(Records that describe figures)
────────────────────
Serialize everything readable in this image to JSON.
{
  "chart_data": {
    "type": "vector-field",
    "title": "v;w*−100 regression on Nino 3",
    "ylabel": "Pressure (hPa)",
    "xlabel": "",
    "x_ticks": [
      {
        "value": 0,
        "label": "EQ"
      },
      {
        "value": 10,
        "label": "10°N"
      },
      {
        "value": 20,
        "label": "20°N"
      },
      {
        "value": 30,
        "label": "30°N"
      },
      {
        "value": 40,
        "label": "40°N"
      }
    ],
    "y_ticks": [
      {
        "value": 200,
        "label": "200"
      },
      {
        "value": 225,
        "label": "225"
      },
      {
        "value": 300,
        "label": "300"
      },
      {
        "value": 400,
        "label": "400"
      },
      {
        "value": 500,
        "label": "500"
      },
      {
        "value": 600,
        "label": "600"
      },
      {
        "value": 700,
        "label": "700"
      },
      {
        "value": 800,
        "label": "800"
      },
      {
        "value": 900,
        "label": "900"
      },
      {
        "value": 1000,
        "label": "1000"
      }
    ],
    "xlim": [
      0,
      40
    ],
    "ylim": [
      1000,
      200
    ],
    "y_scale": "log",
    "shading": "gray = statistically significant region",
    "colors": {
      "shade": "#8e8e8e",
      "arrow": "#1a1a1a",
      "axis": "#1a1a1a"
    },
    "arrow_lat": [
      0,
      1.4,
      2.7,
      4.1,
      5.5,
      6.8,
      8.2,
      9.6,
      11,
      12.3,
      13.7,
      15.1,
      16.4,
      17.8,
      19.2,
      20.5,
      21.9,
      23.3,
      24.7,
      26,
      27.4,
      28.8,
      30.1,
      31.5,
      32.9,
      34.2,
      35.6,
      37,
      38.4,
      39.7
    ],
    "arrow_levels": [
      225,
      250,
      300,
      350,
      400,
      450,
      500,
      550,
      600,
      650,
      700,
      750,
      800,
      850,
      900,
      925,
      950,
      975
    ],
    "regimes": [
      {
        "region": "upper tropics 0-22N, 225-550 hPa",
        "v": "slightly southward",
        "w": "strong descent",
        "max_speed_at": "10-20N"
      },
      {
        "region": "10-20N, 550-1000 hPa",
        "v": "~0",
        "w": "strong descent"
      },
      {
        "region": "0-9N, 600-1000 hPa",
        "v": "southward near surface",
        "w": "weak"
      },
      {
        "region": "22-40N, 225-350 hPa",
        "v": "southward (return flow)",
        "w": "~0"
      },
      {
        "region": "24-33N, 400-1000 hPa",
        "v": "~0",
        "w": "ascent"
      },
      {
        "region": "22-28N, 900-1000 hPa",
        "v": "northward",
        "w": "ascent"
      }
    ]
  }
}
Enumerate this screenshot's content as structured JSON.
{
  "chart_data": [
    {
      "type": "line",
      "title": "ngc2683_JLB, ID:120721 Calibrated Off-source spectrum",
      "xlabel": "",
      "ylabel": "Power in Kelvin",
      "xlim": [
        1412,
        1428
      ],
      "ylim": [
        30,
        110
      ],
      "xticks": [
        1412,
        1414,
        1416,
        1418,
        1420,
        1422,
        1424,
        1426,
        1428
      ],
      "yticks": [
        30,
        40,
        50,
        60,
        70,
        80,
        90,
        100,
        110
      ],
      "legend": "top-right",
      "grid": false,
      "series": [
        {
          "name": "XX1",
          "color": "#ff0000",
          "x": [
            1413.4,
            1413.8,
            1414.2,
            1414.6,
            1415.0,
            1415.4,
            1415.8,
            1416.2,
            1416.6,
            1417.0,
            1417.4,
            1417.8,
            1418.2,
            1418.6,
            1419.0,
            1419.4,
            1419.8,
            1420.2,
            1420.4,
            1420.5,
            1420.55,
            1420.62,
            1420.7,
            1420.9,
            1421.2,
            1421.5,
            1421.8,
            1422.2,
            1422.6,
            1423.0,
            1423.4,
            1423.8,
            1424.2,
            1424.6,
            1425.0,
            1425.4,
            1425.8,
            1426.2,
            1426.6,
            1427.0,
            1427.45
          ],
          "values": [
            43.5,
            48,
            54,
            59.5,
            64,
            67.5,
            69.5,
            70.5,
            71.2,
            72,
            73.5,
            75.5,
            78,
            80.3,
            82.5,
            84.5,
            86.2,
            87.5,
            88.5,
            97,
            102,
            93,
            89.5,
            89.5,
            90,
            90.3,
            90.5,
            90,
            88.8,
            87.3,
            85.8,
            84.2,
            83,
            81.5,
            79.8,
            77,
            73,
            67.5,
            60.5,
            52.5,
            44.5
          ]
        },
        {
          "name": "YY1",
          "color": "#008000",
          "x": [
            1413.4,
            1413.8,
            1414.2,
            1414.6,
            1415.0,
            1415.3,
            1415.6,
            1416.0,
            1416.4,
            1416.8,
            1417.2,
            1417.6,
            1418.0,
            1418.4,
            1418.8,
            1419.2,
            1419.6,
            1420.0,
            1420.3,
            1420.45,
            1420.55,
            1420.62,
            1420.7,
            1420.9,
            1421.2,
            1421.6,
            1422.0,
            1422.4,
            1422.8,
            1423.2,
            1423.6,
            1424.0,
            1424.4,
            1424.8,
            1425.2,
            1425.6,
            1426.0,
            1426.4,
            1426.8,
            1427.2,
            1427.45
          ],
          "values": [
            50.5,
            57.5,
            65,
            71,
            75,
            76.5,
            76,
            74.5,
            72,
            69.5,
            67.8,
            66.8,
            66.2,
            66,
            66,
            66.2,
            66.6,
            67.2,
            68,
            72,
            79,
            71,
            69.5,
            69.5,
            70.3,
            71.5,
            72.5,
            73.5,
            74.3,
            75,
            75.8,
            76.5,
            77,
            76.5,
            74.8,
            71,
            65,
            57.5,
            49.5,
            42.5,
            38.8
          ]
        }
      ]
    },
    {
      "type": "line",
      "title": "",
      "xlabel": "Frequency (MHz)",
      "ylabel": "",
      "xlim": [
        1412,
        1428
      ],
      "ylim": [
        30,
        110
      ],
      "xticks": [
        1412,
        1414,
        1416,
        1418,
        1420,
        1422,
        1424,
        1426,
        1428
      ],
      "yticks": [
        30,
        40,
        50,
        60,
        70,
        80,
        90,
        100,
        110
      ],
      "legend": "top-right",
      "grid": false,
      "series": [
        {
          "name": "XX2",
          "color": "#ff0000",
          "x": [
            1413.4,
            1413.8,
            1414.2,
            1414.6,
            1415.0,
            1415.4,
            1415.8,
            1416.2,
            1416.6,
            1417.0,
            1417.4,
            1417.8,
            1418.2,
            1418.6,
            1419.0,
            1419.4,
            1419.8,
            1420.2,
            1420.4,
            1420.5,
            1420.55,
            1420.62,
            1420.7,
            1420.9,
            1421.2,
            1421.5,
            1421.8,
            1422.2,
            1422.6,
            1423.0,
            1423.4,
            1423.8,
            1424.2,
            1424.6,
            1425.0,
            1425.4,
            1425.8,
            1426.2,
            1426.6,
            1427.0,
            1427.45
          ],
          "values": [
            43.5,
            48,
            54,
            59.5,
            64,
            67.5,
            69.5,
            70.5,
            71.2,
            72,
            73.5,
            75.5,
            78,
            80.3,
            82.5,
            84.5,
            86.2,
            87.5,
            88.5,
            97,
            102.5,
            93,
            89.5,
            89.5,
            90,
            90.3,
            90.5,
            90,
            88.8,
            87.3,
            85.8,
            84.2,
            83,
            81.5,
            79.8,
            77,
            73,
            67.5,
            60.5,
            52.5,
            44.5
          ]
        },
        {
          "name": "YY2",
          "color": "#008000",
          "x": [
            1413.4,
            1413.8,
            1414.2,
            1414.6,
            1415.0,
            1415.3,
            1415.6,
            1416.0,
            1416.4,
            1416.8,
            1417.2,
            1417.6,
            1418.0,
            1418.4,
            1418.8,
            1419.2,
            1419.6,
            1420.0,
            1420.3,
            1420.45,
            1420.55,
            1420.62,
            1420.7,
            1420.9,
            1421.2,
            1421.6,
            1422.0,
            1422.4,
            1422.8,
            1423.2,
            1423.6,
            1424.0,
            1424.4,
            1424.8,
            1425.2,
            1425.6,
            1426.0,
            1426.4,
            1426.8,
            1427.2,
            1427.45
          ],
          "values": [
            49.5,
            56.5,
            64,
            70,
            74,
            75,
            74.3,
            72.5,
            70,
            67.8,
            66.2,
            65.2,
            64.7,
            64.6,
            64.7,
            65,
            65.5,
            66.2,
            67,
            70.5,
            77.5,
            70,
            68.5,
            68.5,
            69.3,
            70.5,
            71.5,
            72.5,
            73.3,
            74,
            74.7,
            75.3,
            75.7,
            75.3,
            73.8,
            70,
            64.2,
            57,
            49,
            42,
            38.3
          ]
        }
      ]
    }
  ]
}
────────────────────
▶ [GIVEN TASK]:
Gather from the entries above all lines that include the string "southward".

▶ [CORRECT ANSWER]:
        "v": "slightly southward",
        "v": "southward near surface",
        "v": "southward (return flow)",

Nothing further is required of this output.